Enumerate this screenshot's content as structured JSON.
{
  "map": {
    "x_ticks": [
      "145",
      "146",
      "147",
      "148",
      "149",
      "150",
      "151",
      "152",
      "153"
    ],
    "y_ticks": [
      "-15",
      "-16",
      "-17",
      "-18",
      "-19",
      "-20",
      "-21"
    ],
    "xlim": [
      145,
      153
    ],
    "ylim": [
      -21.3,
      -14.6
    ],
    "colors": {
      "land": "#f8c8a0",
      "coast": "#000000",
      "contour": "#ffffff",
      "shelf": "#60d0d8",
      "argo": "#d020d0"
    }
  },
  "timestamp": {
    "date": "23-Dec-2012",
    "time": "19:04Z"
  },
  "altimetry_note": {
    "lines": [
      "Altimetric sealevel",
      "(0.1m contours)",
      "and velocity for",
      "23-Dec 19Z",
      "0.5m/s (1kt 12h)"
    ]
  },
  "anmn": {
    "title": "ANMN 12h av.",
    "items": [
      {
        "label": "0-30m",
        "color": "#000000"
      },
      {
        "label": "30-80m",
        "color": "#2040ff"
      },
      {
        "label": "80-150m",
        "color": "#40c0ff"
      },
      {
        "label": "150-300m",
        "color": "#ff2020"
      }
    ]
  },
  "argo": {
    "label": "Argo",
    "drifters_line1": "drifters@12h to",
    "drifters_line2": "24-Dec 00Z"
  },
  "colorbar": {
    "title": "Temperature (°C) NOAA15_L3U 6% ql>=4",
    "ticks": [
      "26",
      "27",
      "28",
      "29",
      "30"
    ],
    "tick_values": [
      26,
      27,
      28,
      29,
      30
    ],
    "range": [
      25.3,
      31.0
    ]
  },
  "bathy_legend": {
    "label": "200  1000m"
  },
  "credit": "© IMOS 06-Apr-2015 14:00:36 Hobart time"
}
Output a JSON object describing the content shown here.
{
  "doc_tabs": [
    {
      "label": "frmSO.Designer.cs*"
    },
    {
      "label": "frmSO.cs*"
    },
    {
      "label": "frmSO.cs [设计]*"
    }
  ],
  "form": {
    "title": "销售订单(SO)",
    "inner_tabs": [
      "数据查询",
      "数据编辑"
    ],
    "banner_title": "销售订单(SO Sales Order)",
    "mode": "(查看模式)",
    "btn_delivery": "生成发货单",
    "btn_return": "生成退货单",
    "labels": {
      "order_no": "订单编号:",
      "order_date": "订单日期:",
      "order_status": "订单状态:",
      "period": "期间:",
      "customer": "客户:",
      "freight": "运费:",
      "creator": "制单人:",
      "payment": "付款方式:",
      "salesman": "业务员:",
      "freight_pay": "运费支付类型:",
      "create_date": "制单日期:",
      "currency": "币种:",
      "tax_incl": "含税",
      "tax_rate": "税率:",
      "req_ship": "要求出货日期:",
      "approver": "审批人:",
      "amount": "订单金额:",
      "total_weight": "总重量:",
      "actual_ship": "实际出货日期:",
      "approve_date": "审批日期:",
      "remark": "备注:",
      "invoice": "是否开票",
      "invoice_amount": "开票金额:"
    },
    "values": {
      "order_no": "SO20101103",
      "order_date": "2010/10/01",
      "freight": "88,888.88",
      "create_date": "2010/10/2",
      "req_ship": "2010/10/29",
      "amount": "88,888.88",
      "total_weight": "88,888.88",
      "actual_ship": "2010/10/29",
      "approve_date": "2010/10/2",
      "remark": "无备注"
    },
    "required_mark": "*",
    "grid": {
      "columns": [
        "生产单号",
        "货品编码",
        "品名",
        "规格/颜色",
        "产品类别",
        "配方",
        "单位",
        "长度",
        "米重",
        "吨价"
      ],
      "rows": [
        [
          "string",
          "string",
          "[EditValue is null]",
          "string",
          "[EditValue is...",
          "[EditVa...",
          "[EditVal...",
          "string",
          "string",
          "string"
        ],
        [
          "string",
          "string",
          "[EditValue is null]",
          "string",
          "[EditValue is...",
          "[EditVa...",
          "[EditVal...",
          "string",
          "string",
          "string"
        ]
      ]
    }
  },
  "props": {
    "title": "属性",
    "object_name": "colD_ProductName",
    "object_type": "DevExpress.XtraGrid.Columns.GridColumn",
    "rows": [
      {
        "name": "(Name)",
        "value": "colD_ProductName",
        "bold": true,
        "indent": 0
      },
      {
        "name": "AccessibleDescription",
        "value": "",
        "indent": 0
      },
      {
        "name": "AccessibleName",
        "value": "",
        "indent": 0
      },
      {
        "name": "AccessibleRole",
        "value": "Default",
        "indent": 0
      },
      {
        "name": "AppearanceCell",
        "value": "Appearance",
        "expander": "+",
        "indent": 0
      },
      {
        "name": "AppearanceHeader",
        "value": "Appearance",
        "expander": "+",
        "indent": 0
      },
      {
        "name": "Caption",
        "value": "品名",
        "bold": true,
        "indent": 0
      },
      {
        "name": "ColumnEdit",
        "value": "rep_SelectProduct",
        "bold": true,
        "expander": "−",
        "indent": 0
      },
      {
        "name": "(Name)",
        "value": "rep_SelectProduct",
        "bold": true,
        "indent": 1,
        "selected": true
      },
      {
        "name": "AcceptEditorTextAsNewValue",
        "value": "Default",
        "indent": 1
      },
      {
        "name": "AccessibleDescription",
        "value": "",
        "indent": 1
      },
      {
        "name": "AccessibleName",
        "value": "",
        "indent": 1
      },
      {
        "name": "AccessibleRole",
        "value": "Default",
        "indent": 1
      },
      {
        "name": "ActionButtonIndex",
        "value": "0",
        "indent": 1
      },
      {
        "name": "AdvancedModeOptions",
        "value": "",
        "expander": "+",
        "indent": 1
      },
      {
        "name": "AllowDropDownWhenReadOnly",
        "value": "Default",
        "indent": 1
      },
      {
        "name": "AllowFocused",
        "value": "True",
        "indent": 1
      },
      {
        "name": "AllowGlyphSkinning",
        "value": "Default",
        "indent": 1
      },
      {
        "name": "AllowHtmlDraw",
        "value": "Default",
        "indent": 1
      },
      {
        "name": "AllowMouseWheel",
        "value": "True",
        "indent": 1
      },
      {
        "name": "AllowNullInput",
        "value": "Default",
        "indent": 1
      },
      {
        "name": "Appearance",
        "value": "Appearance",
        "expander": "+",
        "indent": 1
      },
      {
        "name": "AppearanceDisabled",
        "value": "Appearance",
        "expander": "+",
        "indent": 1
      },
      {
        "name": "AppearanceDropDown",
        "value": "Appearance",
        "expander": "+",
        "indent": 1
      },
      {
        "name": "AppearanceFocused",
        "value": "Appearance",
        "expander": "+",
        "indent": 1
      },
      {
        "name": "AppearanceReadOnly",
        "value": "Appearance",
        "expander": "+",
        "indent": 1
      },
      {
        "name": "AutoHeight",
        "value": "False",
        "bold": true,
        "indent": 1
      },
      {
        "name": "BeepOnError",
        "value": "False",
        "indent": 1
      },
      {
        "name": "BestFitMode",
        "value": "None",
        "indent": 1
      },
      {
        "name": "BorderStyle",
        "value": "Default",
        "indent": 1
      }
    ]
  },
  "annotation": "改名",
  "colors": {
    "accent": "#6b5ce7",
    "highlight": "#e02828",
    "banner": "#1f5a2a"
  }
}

☆ ☆ ☆ ☆

• [Goal] Word for word, quote all of the data above.

• [Right answer]
Enumerate this screenshot's content as structured JSON.
{
  "map": {
    "x_ticks": [
      "145",
      "146",
      "147",
      "148",
      "149",
      "150",
      "151",
      "152",
      "153"
    ],
    "y_ticks": [
      "-15",
      "-16",
      "-17",
      "-18",
      "-19",
      "-20",
      "-21"
    ],
    "xlim": [
      145,
      153
    ],
    "ylim": [
      -21.3,
      -14.6
    ],
    "colors": {
      "land": "#f8c8a0",
      "coast": "#000000",
      "contour": "#ffffff",
      "shelf": "#60d0d8",
      "argo": "#d020d0"
    }
  },
  "timestamp": {
    "date": "23-Dec-2012",
    "time": "19:04Z"
  },
  "altimetry_note": {
    "lines": [
      "Altimetric sealevel",
      "(0.1m contours)",
      "and velocity for",
      "23-Dec 19Z",
      "0.5m/s (1kt 12h)"
    ]
  },
  "anmn": {
    "title": "ANMN 12h av.",
    "items": [
      {
        "label": "0-30m",
        "color": "#000000"
      },
      {
        "label": "30-80m",
        "color": "#2040ff"
      },
      {
        "label": "80-150m",
        "color": "#40c0ff"
      },
      {
        "label": "150-300m",
        "color": "#ff2020"
      }
    ]
  },
  "argo": {
    "label": "Argo",
    "drifters_line1": "drifters@12h to",
    "drifters_line2": "24-Dec 00Z"
  },
  "colorbar": {
    "title": "Temperature (°C) NOAA15_L3U 6% ql>=4",
    "ticks": [
      "26",
      "27",
      "28",
      "29",
      "30"
    ],
    "tick_values": [
      26,
      27,
      28,
      29,
      30
    ],
    "range": [
      25.3,
      31.0
    ]
  },
  "bathy_legend": {
    "label": "200  1000m"
  },
  "credit": "© IMOS 06-Apr-2015 14:00:36 Hobart time"
}
Output a JSON object describing the content shown here.
{
  "doc_tabs": [
    {
      "label": "frmSO.Designer.cs*"
    },
    {
      "label": "frmSO.cs*"
    },
    {
      "label": "frmSO.cs [设计]*"
    }
  ],
  "form": {
    "title": "销售订单(SO)",
    "inner_tabs": [
      "数据查询",
      "数据编辑"
    ],
    "banner_title": "销售订单(SO Sales Order)",
    "mode": "(查看模式)",
    "btn_delivery": "生成发货单",
    "btn_return": "生成退货单",
    "labels": {
      "order_no": "订单编号:",
      "order_date": "订单日期:",
      "order_status": "订单状态:",
      "period": "期间:",
      "customer": "客户:",
      "freight": "运费:",
      "creator": "制单人:",
      "payment": "付款方式:",
      "salesman": "业务员:",
      "freight_pay": "运费支付类型:",
      "create_date": "制单日期:",
      "currency": "币种:",
      "tax_incl": "含税",
      "tax_rate": "税率:",
      "req_ship": "要求出货日期:",
      "approver": "审批人:",
      "amount": "订单金额:",
      "total_weight": "总重量:",
      "actual_ship": "实际出货日期:",
      "approve_date": "审批日期:",
      "remark": "备注:",
      "invoice": "是否开票",
      "invoice_amount": "开票金额:"
    },
    "values": {
      "order_no": "SO20101103",
      "order_date": "2010/10/01",
      "freight": "88,888.88",
      "create_date": "2010/10/2",
      "req_ship": "2010/10/29",
      "amount": "88,888.88",
      "total_weight": "88,888.88",
      "actual_ship": "2010/10/29",
      "approve_date": "2010/10/2",
      "remark": "无备注"
    },
    "required_mark": "*",
    "grid": {
      "columns": [
        "生产单号",
        "货品编码",
        "品名",
        "规格/颜色",
        "产品类别",
        "配方",
        "单位",
        "长度",
        "米重",
        "吨价"
      ],
      "rows": [
        [
          "string",
          "string",
          "[EditValue is null]",
          "string",
          "[EditValue is...",
          "[EditVa...",
          "[EditVal...",
          "string",
          "string",
          "string"
        ],
        [
          "string",
          "string",
          "[EditValue is null]",
          "string",
          "[EditValue is...",
          "[EditVa...",
          "[EditVal...",
          "string",
          "string",
          "string"
        ]
      ]
    }
  },
  "props": {
    "title": "属性",
    "object_name": "colD_ProductName",
    "object_type": "DevExpress.XtraGrid.Columns.GridColumn",
    "rows": [
      {
        "name": "(Name)",
        "value": "colD_ProductName",
        "bold": true,
        "indent": 0
      },
      {
        "name": "AccessibleDescription",
        "value": "",
        "indent": 0
      },
      {
        "name": "AccessibleName",
        "value": "",
        "indent": 0
      },
      {
        "name": "AccessibleRole",
        "value": "Default",
        "indent": 0
      },
      {
        "name": "AppearanceCell",
        "value": "Appearance",
        "expander": "+",
        "indent": 0
      },
      {
        "name": "AppearanceHeader",
        "value": "Appearance",
        "expander": "+",
        "indent": 0
      },
      {
        "name": "Caption",
        "value": "品名",
        "bold": true,
        "indent": 0
      },
      {
        "name": "ColumnEdit",
        "value": "rep_SelectProduct",
        "bold": true,
        "expander": "−",
        "indent": 0
      },
      {
        "name": "(Name)",
        "value": "rep_SelectProduct",
        "bold": true,
        "indent": 1,
        "selected": true
      },
      {
        "name": "AcceptEditorTextAsNewValue",
        "value": "Default",
        "indent": 1
      },
      {
        "name": "AccessibleDescription",
        "value": "",
        "indent": 1
      },
      {
        "name": "AccessibleName",
        "value": "",
        "indent": 1
      },
      {
        "name": "AccessibleRole",
        "value": "Default",
        "indent": 1
      },
      {
        "name": "ActionButtonIndex",
        "value": "0",
        "indent": 1
      },
      {
        "name": "AdvancedModeOptions",
        "value": "",
        "expander": "+",
        "indent": 1
      },
      {
        "name": "AllowDropDownWhenReadOnly",
        "value": "Default",
        "indent": 1
      },
      {
        "name": "AllowFocused",
        "value": "True",
        "indent": 1
      },
      {
        "name": "AllowGlyphSkinning",
        "value": "Default",
        "indent": 1
      },
      {
        "name": "AllowHtmlDraw",
        "value": "Default",
        "indent": 1
      },
      {
        "name": "AllowMouseWheel",
        "value": "True",
        "indent": 1
      },
      {
        "name": "AllowNullInput",
        "value": "Default",
        "indent": 1
      },
      {
        "name": "Appearance",
        "value": "Appearance",
        "expander": "+",
        "indent": 1
      },
      {
        "name": "AppearanceDisabled",
        "value": "Appearance",
        "expander": "+",
        "indent": 1
      },
      {
        "name": "AppearanceDropDown",
        "value": "Appearance",
        "expander": "+",
        "indent": 1
      },
      {
        "name": "AppearanceFocused",
        "value": "Appearance",
        "expander": "+",
        "indent": 1
      },
      {
        "name": "AppearanceReadOnly",
        "value": "Appearance",
        "expander": "+",
        "indent": 1
      },
      {
        "name": "AutoHeight",
        "value": "False",
        "bold": true,
        "indent": 1
      },
      {
        "name": "BeepOnError",
        "value": "False",
        "indent": 1
      },
      {
        "name": "BestFitMode",
        "value": "None",
        "indent": 1
      },
      {
        "name": "BorderStyle",
        "value": "Default",
        "indent": 1
      }
    ]
  },
  "annotation": "改名",
  "colors": {
    "accent": "#6b5ce7",
    "highlight": "#e02828",
    "banner": "#1f5a2a"
  }
}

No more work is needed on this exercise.